_TASK TO CARRY OUT_
A faithful transcription of all the data is required.

_Entries from a dataset_
* * * * * * * * *

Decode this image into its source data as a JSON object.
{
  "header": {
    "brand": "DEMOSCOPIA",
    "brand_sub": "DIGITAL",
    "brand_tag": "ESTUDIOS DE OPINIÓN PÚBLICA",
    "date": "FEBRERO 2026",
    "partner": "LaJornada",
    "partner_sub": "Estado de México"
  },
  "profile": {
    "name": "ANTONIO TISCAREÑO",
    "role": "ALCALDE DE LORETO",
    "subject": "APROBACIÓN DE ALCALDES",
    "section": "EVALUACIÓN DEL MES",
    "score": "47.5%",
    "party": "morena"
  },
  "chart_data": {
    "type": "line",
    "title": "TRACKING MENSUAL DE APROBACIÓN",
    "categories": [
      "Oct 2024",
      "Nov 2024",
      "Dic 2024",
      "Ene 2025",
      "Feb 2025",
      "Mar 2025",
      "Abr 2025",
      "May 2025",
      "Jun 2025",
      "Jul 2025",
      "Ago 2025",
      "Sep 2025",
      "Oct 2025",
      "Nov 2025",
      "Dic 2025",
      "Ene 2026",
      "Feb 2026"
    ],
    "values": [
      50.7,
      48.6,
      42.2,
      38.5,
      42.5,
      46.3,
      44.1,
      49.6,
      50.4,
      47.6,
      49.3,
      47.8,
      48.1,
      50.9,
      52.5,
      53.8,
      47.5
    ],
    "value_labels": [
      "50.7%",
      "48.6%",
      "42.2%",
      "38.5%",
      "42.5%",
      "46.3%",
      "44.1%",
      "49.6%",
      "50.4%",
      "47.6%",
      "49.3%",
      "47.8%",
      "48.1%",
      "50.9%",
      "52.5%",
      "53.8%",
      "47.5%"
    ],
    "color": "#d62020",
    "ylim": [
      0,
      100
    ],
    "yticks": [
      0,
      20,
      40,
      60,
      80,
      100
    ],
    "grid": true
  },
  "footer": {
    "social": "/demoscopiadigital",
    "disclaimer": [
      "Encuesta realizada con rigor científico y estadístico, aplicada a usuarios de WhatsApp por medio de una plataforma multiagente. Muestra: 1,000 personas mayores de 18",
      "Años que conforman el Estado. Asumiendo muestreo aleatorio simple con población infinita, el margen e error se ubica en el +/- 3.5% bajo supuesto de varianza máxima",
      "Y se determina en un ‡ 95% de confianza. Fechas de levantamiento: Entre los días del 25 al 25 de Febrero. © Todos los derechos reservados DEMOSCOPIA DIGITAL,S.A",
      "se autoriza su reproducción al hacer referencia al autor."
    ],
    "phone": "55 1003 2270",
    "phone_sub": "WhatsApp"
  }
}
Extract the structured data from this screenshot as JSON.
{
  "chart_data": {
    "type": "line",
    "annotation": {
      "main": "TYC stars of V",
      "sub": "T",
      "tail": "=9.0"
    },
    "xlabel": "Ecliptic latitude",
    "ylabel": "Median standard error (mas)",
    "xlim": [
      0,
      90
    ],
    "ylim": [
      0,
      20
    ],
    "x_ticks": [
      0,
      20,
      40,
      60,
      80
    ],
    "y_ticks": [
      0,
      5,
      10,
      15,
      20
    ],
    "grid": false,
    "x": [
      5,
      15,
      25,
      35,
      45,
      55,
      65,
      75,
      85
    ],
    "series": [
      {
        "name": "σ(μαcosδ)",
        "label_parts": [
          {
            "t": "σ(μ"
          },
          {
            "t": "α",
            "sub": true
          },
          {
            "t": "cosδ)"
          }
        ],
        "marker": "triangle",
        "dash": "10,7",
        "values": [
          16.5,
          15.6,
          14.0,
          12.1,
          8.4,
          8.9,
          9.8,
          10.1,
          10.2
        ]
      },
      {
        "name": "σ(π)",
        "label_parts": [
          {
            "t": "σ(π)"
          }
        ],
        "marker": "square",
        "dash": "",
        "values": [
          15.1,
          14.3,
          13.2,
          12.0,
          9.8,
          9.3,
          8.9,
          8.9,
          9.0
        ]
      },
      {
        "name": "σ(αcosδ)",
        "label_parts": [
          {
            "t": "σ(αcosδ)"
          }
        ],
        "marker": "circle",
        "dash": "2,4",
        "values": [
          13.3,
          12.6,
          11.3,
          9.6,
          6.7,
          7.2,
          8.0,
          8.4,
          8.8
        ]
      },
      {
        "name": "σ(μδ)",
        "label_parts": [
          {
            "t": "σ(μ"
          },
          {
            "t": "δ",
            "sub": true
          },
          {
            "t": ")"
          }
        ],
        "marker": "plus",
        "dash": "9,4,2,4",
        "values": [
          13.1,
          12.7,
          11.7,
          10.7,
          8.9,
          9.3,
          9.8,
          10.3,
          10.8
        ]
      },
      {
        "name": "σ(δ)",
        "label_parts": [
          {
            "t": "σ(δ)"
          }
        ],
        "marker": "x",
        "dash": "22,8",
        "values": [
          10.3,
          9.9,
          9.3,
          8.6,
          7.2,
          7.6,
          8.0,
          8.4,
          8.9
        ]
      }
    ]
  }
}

* * * * * * * * *

_WRITTEN SOLUTION_
Decode this image into its source data as a JSON object.
{
  "header": {
    "brand": "DEMOSCOPIA",
    "brand_sub": "DIGITAL",
    "brand_tag": "ESTUDIOS DE OPINIÓN PÚBLICA",
    "date": "FEBRERO 2026",
    "partner": "LaJornada",
    "partner_sub": "Estado de México"
  },
  "profile": {
    "name": "ANTONIO TISCAREÑO",
    "role": "ALCALDE DE LORETO",
    "subject": "APROBACIÓN DE ALCALDES",
    "section": "EVALUACIÓN DEL MES",
    "score": "47.5%",
    "party": "morena"
  },
  "chart_data": {
    "type": "line",
    "title": "TRACKING MENSUAL DE APROBACIÓN",
    "categories": [
      "Oct 2024",
      "Nov 2024",
      "Dic 2024",
      "Ene 2025",
      "Feb 2025",
      "Mar 2025",
      "Abr 2025",
      "May 2025",
      "Jun 2025",
      "Jul 2025",
      "Ago 2025",
      "Sep 2025",
      "Oct 2025",
      "Nov 2025",
      "Dic 2025",
      "Ene 2026",
      "Feb 2026"
    ],
    "values": [
      50.7,
      48.6,
      42.2,
      38.5,
      42.5,
      46.3,
      44.1,
      49.6,
      50.4,
      47.6,
      49.3,
      47.8,
      48.1,
      50.9,
      52.5,
      53.8,
      47.5
    ],
    "value_labels": [
      "50.7%",
      "48.6%",
      "42.2%",
      "38.5%",
      "42.5%",
      "46.3%",
      "44.1%",
      "49.6%",
      "50.4%",
      "47.6%",
      "49.3%",
      "47.8%",
      "48.1%",
      "50.9%",
      "52.5%",
      "53.8%",
      "47.5%"
    ],
    "color": "#d62020",
    "ylim": [
      0,
      100
    ],
    "yticks": [
      0,
      20,
      40,
      60,
      80,
      100
    ],
    "grid": true
  },
  "footer": {
    "social": "/demoscopiadigital",
    "disclaimer": [
      "Encuesta realizada con rigor científico y estadístico, aplicada a usuarios de WhatsApp por medio de una plataforma multiagente. Muestra: 1,000 personas mayores de 18",
      "Años que conforman el Estado. Asumiendo muestreo aleatorio simple con población infinita, el margen e error se ubica en el +/- 3.5% bajo supuesto de varianza máxima",
      "Y se determina en un ‡ 95% de confianza. Fechas de levantamiento: Entre los días del 25 al 25 de Febrero. © Todos los derechos reservados DEMOSCOPIA DIGITAL,S.A",
      "se autoriza su reproducción al hacer referencia al autor."
    ],
    "phone": "55 1003 2270",
    "phone_sub": "WhatsApp"
  }
}
Extract the structured data from this screenshot as JSON.
{
  "chart_data": {
    "type": "line",
    "annotation": {
      "main": "TYC stars of V",
      "sub": "T",
      "tail": "=9.0"
    },
    "xlabel": "Ecliptic latitude",
    "ylabel": "Median standard error (mas)",
    "xlim": [
      0,
      90
    ],
    "ylim": [
      0,
      20
    ],
    "x_ticks": [
      0,
      20,
      40,
      60,
      80
    ],
    "y_ticks": [
      0,
      5,
      10,
      15,
      20
    ],
    "grid": false,
    "x": [
      5,
      15,
      25,
      35,
      45,
      55,
      65,
      75,
      85
    ],
    "series": [
      {
        "name": "σ(μαcosδ)",
        "label_parts": [
          {
            "t": "σ(μ"
          },
          {
            "t": "α",
            "sub": true
          },
          {
            "t": "cosδ)"
          }
        ],
        "marker": "triangle",
        "dash": "10,7",
        "values": [
          16.5,
          15.6,
          14.0,
          12.1,
          8.4,
          8.9,
          9.8,
          10.1,
          10.2
        ]
      },
      {
        "name": "σ(π)",
        "label_parts": [
          {
            "t": "σ(π)"
          }
        ],
        "marker": "square",
        "dash": "",
        "values": [
          15.1,
          14.3,
          13.2,
          12.0,
          9.8,
          9.3,
          8.9,
          8.9,
          9.0
        ]
      },
      {
        "name": "σ(αcosδ)",
        "label_parts": [
          {
            "t": "σ(αcosδ)"
          }
        ],
        "marker": "circle",
        "dash": "2,4",
        "values": [
          13.3,
          12.6,
          11.3,
          9.6,
          6.7,
          7.2,
          8.0,
          8.4,
          8.8
        ]
      },
      {
        "name": "σ(μδ)",
        "label_parts": [
          {
            "t": "σ(μ"
          },
          {
            "t": "δ",
            "sub": true
          },
          {
            "t": ")"
          }
        ],
        "marker": "plus",
        "dash": "9,4,2,4",
        "values": [
          13.1,
          12.7,
          11.7,
          10.7,
          8.9,
          9.3,
          9.8,
          10.3,
          10.8
        ]
      },
      {
        "name": "σ(δ)",
        "label_parts": [
          {
            "t": "σ(δ)"
          }
        ],
        "marker": "x",
        "dash": "22,8",
        "values": [
          10.3,
          9.9,
          9.3,
          8.6,
          7.2,
          7.6,
          8.0,
          8.4,
          8.9
        ]
      }
    ]
  }
}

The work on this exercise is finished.